■ **Stated exercise**
Determine the number of lines containing the word "document". Reply with it and nothing else.
--- BEGIN Entries shown ---
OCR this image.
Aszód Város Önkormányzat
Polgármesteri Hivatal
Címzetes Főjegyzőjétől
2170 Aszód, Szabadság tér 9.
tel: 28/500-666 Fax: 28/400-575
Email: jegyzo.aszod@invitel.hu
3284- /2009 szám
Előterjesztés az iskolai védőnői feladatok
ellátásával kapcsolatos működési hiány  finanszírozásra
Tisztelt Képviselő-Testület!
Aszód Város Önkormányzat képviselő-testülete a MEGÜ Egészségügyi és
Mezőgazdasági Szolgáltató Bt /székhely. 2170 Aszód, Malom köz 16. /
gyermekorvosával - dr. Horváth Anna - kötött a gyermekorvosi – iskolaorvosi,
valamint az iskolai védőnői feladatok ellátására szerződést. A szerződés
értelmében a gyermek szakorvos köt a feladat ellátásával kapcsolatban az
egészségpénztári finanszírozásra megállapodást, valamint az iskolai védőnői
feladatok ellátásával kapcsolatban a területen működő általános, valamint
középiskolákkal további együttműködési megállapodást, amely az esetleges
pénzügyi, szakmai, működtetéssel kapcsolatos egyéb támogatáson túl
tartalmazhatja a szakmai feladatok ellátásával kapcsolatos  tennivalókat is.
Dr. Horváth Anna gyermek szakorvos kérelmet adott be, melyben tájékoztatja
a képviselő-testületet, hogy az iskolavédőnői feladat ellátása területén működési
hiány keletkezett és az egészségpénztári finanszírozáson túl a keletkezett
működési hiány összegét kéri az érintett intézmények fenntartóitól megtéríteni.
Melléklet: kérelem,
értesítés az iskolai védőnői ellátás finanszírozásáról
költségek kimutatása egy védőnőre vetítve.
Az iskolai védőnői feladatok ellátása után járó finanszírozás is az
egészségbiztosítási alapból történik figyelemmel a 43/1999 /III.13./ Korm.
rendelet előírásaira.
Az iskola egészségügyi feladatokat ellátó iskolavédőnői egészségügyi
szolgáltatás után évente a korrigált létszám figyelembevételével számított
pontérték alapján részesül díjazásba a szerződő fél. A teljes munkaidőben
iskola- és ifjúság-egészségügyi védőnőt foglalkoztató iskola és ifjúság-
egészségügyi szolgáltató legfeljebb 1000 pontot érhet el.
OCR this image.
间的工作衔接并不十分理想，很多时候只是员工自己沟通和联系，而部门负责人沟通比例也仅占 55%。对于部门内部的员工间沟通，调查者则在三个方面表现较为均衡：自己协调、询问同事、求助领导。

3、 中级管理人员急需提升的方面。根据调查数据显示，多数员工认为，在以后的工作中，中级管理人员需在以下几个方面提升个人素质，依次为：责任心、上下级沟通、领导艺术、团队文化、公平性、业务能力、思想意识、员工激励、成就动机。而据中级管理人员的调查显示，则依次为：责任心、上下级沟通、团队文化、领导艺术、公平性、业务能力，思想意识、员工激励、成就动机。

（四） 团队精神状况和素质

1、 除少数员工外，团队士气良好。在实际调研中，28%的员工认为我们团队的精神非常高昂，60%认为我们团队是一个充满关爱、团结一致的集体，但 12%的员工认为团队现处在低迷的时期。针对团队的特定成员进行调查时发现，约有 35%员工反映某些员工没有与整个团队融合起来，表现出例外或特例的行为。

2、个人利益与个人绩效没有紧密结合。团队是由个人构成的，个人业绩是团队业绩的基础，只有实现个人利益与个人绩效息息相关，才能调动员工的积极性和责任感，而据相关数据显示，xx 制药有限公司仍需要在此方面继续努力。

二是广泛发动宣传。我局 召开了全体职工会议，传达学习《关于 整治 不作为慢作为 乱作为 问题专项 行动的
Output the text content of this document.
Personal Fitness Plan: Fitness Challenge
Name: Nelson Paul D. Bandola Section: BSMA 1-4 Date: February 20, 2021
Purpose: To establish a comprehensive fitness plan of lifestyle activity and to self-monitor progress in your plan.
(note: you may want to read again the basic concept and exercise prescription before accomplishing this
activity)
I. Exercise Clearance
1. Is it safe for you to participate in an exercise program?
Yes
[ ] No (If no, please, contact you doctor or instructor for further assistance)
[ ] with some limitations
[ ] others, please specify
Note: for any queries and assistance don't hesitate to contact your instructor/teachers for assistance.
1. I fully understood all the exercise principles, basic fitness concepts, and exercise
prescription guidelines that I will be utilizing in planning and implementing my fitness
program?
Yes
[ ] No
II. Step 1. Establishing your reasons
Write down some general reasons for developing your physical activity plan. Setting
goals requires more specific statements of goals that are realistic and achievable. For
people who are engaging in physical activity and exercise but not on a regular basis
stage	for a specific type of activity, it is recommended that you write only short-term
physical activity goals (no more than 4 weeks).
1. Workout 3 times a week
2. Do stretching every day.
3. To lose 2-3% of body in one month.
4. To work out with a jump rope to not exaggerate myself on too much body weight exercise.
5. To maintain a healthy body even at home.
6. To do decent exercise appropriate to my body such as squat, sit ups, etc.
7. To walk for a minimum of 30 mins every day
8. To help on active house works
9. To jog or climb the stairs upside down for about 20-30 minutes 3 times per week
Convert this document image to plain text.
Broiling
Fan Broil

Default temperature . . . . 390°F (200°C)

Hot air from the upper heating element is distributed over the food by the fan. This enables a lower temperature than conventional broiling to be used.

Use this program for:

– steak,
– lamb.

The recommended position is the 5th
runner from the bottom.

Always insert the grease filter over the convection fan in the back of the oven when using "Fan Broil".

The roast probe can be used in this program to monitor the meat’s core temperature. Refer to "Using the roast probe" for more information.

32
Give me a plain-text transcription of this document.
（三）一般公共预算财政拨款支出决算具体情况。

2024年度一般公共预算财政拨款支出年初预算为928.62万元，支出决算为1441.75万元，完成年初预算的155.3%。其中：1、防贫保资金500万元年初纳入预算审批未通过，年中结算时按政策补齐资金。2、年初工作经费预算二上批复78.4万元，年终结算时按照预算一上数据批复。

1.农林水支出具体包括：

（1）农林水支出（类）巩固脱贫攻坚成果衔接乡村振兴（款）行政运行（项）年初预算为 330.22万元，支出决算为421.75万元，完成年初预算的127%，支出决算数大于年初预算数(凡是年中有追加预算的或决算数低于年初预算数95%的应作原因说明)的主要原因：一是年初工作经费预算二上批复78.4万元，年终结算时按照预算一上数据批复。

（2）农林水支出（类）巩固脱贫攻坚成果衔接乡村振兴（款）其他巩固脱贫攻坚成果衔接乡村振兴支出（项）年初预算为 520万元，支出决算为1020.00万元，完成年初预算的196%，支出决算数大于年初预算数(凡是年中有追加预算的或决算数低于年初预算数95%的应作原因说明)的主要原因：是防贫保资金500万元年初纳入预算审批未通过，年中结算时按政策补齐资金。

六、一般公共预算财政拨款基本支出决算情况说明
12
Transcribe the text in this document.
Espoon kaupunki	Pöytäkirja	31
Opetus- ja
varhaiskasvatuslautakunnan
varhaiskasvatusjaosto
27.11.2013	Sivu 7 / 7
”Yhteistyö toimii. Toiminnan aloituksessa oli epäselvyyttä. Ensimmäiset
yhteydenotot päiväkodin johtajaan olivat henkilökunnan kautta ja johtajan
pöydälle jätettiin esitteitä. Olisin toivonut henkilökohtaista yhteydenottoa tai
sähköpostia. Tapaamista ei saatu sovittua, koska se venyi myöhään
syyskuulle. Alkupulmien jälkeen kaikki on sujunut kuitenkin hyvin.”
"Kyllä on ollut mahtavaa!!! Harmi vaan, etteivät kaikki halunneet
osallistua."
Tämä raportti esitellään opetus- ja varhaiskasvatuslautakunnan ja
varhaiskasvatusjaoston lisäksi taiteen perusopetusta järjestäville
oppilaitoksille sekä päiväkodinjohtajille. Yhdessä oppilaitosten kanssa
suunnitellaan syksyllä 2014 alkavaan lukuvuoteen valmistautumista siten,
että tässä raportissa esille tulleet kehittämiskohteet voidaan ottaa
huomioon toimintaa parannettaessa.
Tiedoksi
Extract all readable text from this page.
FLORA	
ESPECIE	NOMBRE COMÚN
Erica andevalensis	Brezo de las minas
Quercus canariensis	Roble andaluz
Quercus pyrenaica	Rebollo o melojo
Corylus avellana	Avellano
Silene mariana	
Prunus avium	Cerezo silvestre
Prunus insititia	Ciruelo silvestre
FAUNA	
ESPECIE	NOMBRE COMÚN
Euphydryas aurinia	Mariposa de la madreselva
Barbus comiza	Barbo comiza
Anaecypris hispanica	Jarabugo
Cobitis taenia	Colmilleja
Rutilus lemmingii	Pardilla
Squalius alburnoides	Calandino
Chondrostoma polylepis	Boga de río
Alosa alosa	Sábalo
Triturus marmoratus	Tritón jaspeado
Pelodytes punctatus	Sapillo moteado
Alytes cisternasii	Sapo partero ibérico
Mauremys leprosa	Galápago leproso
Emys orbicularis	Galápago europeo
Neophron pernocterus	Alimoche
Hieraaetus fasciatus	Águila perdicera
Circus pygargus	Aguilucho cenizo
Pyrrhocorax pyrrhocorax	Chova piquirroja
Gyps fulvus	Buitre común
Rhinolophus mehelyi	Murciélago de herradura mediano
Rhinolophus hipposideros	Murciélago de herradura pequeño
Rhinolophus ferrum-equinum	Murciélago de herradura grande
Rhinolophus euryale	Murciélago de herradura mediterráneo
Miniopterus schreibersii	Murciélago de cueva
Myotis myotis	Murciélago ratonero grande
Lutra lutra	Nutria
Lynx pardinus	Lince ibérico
--- END Entries shown ---
■ **Exercise response**
4